Data for this task →

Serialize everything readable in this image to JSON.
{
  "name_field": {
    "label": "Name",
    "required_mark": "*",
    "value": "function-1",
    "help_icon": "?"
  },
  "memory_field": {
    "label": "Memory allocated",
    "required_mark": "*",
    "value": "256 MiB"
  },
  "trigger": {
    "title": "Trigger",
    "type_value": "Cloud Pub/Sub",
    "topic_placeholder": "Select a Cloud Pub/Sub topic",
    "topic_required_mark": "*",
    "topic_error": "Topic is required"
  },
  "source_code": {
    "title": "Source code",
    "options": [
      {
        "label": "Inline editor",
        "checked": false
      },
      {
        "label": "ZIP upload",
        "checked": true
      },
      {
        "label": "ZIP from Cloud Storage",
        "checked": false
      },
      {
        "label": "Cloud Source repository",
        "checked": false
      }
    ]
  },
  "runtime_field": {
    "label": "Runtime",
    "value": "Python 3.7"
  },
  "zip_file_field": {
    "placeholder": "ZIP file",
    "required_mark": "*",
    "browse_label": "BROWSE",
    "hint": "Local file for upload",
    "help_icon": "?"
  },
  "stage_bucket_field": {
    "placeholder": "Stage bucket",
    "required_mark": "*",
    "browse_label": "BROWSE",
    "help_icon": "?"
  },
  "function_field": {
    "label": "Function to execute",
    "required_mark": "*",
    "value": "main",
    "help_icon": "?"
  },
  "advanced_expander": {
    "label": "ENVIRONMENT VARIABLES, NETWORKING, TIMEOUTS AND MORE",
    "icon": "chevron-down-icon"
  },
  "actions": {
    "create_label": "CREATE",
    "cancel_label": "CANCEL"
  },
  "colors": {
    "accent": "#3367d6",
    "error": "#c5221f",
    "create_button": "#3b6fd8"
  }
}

Task description →
Write the material out again in its entirety, exactly as shown.

Task answer →
Serialize everything readable in this image to JSON.
{
  "name_field": {
    "label": "Name",
    "required_mark": "*",
    "value": "function-1",
    "help_icon": "?"
  },
  "memory_field": {
    "label": "Memory allocated",
    "required_mark": "*",
    "value": "256 MiB"
  },
  "trigger": {
    "title": "Trigger",
    "type_value": "Cloud Pub/Sub",
    "topic_placeholder": "Select a Cloud Pub/Sub topic",
    "topic_required_mark": "*",
    "topic_error": "Topic is required"
  },
  "source_code": {
    "title": "Source code",
    "options": [
      {
        "label": "Inline editor",
        "checked": false
      },
      {
        "label": "ZIP upload",
        "checked": true
      },
      {
        "label": "ZIP from Cloud Storage",
        "checked": false
      },
      {
        "label": "Cloud Source repository",
        "checked": false
      }
    ]
  },
  "runtime_field": {
    "label": "Runtime",
    "value": "Python 3.7"
  },
  "zip_file_field": {
    "placeholder": "ZIP file",
    "required_mark": "*",
    "browse_label": "BROWSE",
    "hint": "Local file for upload",
    "help_icon": "?"
  },
  "stage_bucket_field": {
    "placeholder": "Stage bucket",
    "required_mark": "*",
    "browse_label": "BROWSE",
    "help_icon": "?"
  },
  "function_field": {
    "label": "Function to execute",
    "required_mark": "*",
    "value": "main",
    "help_icon": "?"
  },
  "advanced_expander": {
    "label": "ENVIRONMENT VARIABLES, NETWORKING, TIMEOUTS AND MORE",
    "icon": "chevron-down-icon"
  },
  "actions": {
    "create_label": "CREATE",
    "cancel_label": "CANCEL"
  },
  "colors": {
    "accent": "#3367d6",
    "error": "#c5221f",
    "create_button": "#3b6fd8"
  }
}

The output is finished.